— BEGIN Input data —

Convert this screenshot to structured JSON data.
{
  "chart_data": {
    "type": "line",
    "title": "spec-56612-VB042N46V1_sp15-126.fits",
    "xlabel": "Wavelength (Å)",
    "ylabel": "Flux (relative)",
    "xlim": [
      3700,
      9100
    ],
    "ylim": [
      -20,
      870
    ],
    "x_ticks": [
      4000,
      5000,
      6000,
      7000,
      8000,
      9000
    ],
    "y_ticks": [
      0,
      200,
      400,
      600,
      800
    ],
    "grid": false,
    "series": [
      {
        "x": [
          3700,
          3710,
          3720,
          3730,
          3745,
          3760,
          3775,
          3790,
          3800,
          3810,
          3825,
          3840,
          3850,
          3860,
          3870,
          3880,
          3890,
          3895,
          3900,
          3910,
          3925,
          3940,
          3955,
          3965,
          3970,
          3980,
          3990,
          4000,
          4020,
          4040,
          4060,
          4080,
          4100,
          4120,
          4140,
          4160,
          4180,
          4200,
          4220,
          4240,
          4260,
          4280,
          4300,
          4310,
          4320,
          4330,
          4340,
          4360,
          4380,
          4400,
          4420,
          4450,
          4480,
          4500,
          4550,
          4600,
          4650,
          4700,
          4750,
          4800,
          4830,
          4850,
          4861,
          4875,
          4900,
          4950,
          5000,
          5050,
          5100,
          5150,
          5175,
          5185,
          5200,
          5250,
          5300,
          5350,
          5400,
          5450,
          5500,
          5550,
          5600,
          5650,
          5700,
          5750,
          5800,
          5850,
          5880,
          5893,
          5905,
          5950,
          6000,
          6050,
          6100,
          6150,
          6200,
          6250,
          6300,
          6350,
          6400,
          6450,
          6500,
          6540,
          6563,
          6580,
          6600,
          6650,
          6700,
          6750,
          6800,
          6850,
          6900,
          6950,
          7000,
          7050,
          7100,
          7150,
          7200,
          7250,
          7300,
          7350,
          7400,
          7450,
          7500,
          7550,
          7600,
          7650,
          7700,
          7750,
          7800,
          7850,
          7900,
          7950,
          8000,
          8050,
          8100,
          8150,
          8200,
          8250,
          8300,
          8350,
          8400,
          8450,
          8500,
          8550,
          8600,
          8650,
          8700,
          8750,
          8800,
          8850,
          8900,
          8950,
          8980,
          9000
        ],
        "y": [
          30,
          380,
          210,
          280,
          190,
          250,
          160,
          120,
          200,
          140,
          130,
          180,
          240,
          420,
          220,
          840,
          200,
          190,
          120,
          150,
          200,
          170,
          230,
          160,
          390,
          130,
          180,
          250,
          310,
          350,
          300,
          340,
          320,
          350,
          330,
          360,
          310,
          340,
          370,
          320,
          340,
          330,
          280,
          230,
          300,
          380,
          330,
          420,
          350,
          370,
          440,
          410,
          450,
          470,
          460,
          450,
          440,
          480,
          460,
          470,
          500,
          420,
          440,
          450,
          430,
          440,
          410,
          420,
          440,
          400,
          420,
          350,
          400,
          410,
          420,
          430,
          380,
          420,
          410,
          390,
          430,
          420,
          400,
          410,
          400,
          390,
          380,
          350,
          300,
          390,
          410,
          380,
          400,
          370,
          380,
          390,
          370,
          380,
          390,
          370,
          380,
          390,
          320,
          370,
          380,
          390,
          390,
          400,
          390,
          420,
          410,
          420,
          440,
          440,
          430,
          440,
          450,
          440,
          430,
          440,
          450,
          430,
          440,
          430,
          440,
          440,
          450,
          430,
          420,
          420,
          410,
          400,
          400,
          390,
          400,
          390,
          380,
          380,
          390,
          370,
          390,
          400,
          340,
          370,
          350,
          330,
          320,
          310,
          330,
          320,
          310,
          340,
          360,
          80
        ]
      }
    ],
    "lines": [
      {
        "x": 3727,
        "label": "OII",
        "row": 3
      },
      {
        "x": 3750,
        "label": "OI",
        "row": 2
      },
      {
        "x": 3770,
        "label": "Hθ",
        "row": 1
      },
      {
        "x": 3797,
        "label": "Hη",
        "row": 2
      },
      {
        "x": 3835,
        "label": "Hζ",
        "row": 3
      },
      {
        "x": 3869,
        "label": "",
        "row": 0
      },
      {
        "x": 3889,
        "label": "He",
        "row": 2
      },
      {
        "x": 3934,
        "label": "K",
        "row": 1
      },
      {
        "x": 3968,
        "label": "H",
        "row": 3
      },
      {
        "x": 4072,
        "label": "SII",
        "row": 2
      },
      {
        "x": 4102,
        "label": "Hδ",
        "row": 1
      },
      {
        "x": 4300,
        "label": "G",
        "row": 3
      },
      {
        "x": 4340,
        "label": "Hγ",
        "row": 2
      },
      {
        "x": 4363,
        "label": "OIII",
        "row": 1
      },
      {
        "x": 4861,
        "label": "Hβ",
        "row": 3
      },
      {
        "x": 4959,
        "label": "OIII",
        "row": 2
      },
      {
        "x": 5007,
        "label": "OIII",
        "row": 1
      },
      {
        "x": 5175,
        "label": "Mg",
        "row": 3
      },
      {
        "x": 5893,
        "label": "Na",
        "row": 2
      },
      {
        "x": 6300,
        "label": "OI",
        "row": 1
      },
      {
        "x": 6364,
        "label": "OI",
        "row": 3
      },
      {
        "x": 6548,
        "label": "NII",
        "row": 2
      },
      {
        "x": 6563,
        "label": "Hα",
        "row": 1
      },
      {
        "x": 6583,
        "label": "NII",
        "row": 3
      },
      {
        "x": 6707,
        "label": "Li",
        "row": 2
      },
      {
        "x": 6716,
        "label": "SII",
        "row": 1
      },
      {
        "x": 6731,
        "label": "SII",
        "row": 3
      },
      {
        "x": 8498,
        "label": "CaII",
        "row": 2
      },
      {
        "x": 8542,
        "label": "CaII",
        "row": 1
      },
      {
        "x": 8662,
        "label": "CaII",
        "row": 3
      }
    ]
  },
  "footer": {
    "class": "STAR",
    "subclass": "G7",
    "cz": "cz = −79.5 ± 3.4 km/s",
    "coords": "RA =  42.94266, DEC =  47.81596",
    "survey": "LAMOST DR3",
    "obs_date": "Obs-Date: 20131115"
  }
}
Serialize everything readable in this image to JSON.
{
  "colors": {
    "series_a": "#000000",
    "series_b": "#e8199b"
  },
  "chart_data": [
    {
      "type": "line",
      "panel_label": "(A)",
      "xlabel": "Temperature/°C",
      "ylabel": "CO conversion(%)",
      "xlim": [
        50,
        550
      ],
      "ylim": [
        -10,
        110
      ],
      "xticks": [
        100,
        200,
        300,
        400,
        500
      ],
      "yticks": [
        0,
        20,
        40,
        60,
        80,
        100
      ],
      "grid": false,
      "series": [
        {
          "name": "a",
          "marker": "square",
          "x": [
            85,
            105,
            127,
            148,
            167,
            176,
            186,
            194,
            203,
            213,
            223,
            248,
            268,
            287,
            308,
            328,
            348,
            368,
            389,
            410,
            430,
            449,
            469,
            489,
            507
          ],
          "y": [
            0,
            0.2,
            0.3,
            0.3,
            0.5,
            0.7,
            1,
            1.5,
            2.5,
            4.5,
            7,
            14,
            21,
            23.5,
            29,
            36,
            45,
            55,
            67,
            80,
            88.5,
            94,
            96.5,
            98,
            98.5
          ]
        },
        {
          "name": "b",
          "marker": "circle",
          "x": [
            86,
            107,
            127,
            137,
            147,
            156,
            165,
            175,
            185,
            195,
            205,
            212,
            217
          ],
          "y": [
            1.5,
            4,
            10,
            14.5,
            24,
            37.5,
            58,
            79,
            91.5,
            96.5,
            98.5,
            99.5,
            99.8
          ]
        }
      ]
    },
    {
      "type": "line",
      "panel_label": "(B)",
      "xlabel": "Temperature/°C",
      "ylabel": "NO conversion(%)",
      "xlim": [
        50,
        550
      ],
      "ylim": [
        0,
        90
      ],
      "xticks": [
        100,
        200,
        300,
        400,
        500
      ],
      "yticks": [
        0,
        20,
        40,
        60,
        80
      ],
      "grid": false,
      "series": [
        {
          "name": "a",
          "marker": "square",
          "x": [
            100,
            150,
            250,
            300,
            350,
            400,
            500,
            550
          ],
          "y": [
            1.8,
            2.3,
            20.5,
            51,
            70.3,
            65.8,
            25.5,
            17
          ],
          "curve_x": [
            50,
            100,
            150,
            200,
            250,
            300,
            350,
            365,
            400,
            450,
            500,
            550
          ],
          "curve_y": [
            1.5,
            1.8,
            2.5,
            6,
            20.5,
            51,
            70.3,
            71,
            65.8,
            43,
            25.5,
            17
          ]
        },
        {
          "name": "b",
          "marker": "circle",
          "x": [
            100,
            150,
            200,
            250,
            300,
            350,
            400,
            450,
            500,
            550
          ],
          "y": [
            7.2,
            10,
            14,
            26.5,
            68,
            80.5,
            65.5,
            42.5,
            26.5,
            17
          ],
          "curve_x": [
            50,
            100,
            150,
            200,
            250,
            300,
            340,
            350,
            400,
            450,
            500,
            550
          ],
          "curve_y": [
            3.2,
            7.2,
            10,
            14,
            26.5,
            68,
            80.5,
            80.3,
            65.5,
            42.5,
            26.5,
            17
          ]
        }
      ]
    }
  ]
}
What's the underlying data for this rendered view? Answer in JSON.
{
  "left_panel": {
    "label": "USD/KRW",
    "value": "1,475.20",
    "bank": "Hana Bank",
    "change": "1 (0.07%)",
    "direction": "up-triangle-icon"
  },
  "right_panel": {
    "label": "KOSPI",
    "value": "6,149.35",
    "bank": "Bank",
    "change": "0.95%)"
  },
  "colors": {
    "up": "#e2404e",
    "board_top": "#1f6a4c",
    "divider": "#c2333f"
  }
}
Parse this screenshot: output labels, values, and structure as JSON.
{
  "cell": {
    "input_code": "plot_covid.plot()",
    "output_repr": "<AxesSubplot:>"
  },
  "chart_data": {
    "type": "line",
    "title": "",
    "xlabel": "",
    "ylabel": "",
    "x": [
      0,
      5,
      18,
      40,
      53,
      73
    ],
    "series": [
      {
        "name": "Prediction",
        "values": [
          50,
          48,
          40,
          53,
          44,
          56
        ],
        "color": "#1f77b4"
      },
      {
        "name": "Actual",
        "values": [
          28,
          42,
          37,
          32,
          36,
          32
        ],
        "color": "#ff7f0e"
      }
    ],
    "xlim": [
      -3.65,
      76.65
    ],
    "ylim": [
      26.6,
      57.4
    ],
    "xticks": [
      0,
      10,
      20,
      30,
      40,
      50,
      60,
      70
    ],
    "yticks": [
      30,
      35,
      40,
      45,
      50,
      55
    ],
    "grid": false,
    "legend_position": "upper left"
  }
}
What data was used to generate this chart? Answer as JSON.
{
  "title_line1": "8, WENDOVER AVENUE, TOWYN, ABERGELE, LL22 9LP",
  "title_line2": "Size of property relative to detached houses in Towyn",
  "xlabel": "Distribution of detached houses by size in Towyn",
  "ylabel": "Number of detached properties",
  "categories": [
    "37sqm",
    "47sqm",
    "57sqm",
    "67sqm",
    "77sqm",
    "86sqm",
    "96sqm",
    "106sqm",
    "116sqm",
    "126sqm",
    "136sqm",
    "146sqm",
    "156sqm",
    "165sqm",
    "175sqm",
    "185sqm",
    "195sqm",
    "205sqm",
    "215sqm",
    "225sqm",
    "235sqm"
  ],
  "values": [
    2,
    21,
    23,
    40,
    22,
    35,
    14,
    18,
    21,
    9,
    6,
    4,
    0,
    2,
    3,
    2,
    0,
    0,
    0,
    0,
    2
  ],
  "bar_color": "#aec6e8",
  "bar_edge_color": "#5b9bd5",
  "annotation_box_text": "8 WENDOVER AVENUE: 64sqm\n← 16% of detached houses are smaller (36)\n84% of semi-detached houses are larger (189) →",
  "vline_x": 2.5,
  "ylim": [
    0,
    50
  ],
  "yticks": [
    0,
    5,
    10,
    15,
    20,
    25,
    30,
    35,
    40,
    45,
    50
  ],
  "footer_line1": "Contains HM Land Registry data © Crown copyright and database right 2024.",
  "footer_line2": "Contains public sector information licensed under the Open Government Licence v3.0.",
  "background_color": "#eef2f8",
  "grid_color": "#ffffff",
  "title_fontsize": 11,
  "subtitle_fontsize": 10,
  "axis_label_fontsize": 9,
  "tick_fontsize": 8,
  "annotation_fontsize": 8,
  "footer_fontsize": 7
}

— END Input data —

=== What you will do ===
Scan the entries above. Copy each line that has the string "relative".

=== Output of the exercise ===
    "ylabel": "Flux (relative)",
  "title_line2": "Size of property relative to detached houses in Towyn",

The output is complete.